» Stated task: Write out the whole listing word for word.

» Data shown:

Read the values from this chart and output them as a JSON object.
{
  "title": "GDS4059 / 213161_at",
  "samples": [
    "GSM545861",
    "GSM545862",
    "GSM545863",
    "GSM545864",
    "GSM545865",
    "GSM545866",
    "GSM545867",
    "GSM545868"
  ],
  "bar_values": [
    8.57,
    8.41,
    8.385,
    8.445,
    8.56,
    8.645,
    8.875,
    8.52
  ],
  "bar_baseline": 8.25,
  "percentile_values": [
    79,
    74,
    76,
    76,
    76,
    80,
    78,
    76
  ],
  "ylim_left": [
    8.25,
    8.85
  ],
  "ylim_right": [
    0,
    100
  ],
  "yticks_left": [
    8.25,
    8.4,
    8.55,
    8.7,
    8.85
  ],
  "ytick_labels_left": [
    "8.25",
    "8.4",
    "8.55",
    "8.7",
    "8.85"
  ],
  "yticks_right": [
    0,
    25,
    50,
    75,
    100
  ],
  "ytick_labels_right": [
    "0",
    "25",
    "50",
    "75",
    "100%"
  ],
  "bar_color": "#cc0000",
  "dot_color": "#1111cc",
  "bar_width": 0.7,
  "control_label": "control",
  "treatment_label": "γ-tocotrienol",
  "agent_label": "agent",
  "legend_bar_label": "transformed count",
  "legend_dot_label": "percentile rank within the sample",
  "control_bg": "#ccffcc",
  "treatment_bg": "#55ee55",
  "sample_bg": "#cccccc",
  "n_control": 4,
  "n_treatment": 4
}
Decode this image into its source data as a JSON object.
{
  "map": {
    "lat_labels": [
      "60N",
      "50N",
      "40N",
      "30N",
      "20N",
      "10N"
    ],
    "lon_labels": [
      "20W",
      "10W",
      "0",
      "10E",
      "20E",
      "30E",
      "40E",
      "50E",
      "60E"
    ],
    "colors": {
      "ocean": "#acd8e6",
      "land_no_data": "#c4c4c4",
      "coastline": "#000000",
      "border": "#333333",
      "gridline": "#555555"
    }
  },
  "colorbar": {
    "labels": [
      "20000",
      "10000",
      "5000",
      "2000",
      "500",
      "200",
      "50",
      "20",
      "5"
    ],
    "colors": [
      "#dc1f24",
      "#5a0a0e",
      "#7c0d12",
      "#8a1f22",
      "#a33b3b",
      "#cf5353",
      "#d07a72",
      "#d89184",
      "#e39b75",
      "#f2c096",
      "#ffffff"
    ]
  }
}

» Task output:
Read the values from this chart and output them as a JSON object.
{
  "title": "GDS4059 / 213161_at",
  "samples": [
    "GSM545861",
    "GSM545862",
    "GSM545863",
    "GSM545864",
    "GSM545865",
    "GSM545866",
    "GSM545867",
    "GSM545868"
  ],
  "bar_values": [
    8.57,
    8.41,
    8.385,
    8.445,
    8.56,
    8.645,
    8.875,
    8.52
  ],
  "bar_baseline": 8.25,
  "percentile_values": [
    79,
    74,
    76,
    76,
    76,
    80,
    78,
    76
  ],
  "ylim_left": [
    8.25,
    8.85
  ],
  "ylim_right": [
    0,
    100
  ],
  "yticks_left": [
    8.25,
    8.4,
    8.55,
    8.7,
    8.85
  ],
  "ytick_labels_left": [
    "8.25",
    "8.4",
    "8.55",
    "8.7",
    "8.85"
  ],
  "yticks_right": [
    0,
    25,
    50,
    75,
    100
  ],
  "ytick_labels_right": [
    "0",
    "25",
    "50",
    "75",
    "100%"
  ],
  "bar_color": "#cc0000",
  "dot_color": "#1111cc",
  "bar_width": 0.7,
  "control_label": "control",
  "treatment_label": "γ-tocotrienol",
  "agent_label": "agent",
  "legend_bar_label": "transformed count",
  "legend_dot_label": "percentile rank within the sample",
  "control_bg": "#ccffcc",
  "treatment_bg": "#55ee55",
  "sample_bg": "#cccccc",
  "n_control": 4,
  "n_treatment": 4
}
Decode this image into its source data as a JSON object.
{
  "map": {
    "lat_labels": [
      "60N",
      "50N",
      "40N",
      "30N",
      "20N",
      "10N"
    ],
    "lon_labels": [
      "20W",
      "10W",
      "0",
      "10E",
      "20E",
      "30E",
      "40E",
      "50E",
      "60E"
    ],
    "colors": {
      "ocean": "#acd8e6",
      "land_no_data": "#c4c4c4",
      "coastline": "#000000",
      "border": "#333333",
      "gridline": "#555555"
    }
  },
  "colorbar": {
    "labels": [
      "20000",
      "10000",
      "5000",
      "2000",
      "500",
      "200",
      "50",
      "20",
      "5"
    ],
    "colors": [
      "#dc1f24",
      "#5a0a0e",
      "#7c0d12",
      "#8a1f22",
      "#a33b3b",
      "#cf5353",
      "#d07a72",
      "#d89184",
      "#e39b75",
      "#f2c096",
      "#ffffff"
    ]
  }
}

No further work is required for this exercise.